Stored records

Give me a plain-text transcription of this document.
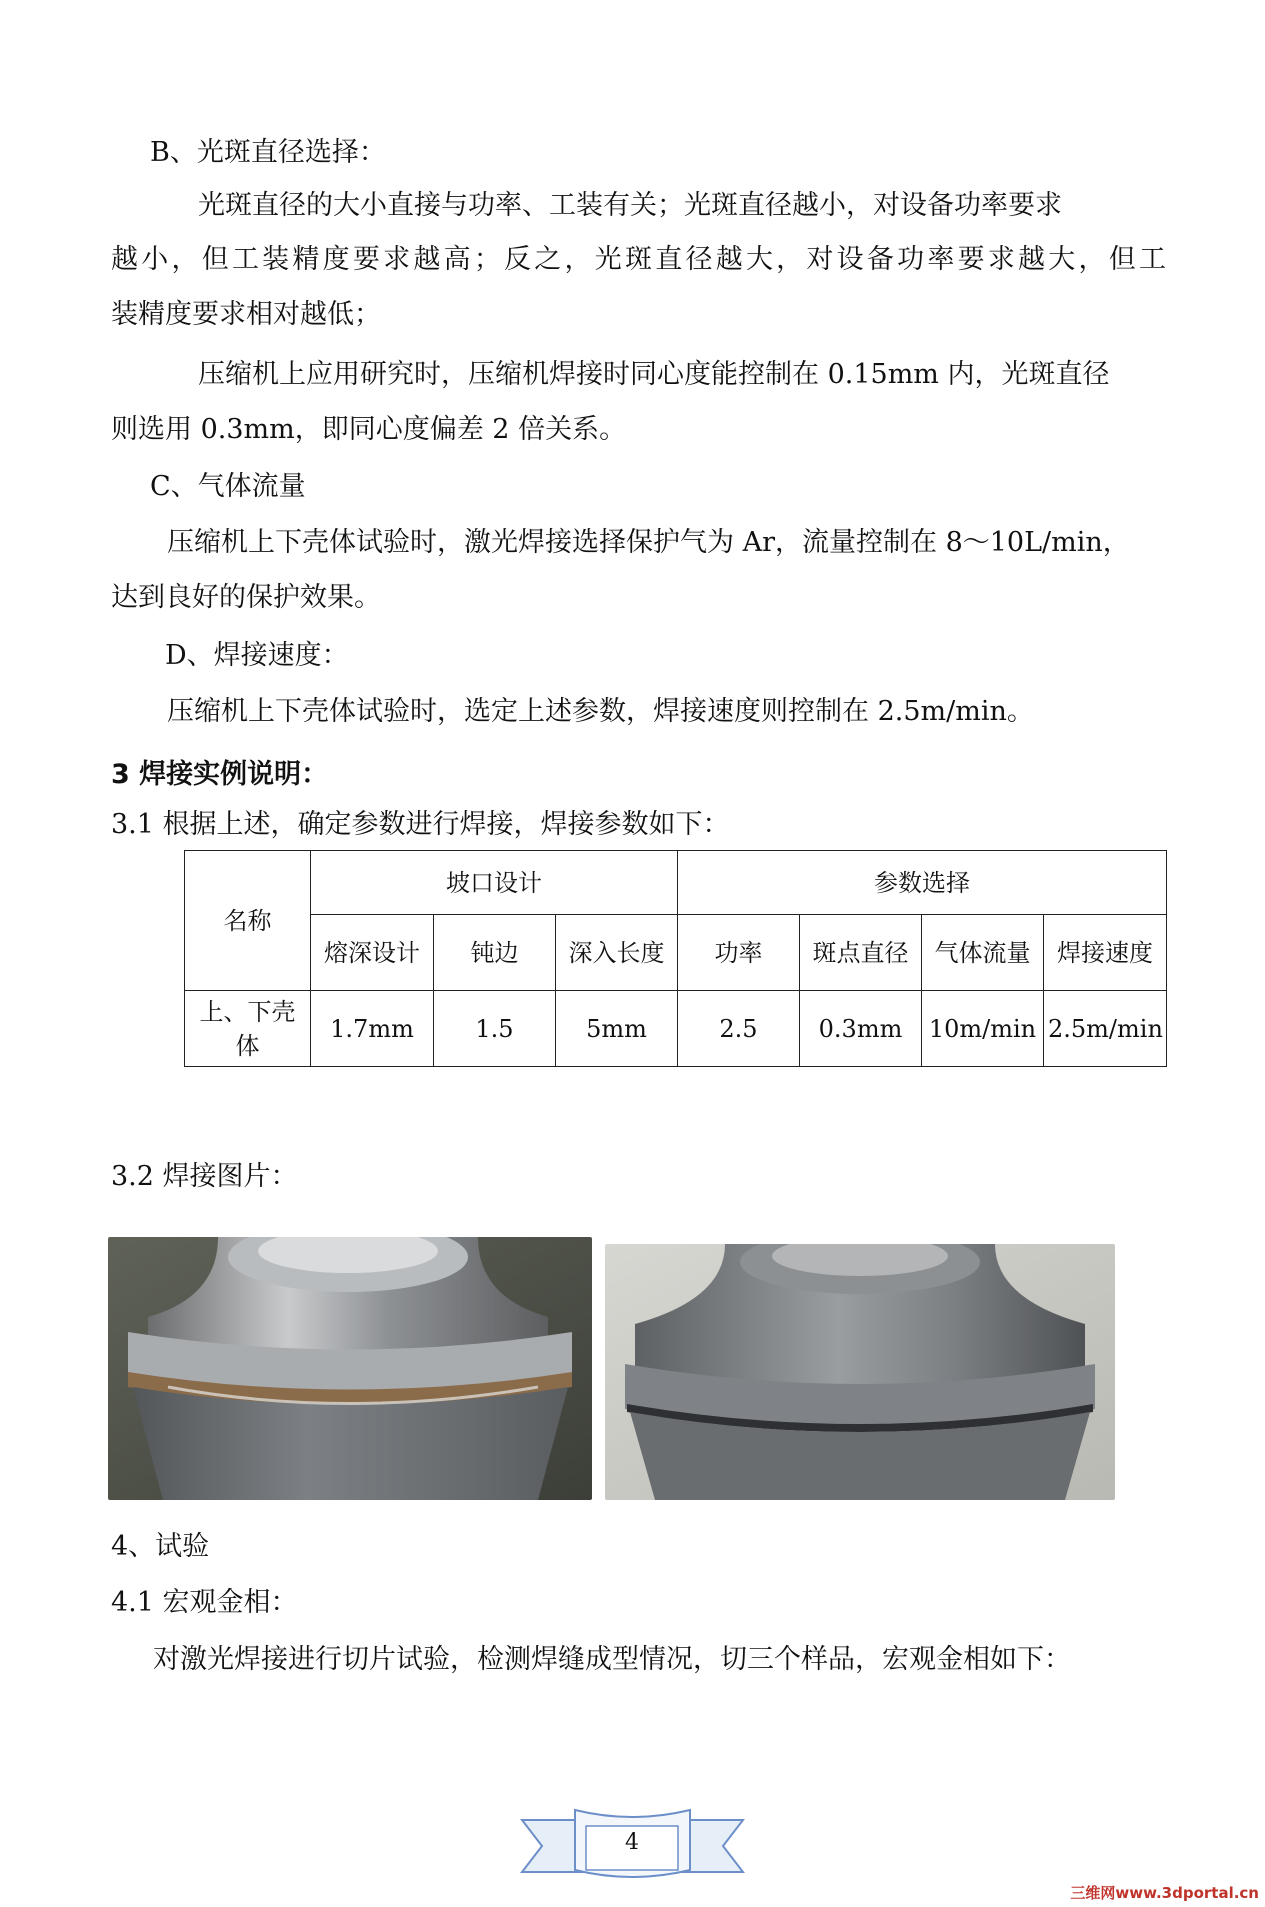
B、光斑直径选择：
光斑直径的大小直接与功率、工装有关；光斑直径越小，对设备功率要求
越小，但工装精度要求越高；反之，光斑直径越大，对设备功率要求越大，但工
装精度要求相对越低；
压缩机上应用研究时，压缩机焊接时同心度能控制在 0.15mm 内，光斑直径
则选用 0.3mm，即同心度偏差 2 倍关系。
C、气体流量
压缩机上下壳体试验时，激光焊接选择保护气为 Ar，流量控制在 8～10L/min，
达到良好的保护效果。
D、焊接速度：
压缩机上下壳体试验时，选定上述参数，焊接速度则控制在 2.5m/min。
3 焊接实例说明：
3.1 根据上述，确定参数进行焊接，焊接参数如下：
名称	坡口设计			参数选择			
	熔深设计	钝边	深入长度	功率	斑点直径	气体流量	焊接速度
上、下壳体	1.7mm	1.5	5mm	2.5	0.3mm	10m/min	2.5m/min
3.2 焊接图片：
4、试验
4.1 宏观金相：
对激光焊接进行切片试验，检测焊缝成型情况，切三个样品，宏观金相如下：
4
三维网www.3dportal.cn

> [INSTRUCTION]
In the entries above, find every line with the word "压缩机上下壳体试验时" and list it.

> [COMPLETED EXERCISE]
压缩机上下壳体试验时，激光焊接选择保护气为 Ar，流量控制在 8～10L/min，
压缩机上下壳体试验时，选定上述参数，焊接速度则控制在 2.5m/min。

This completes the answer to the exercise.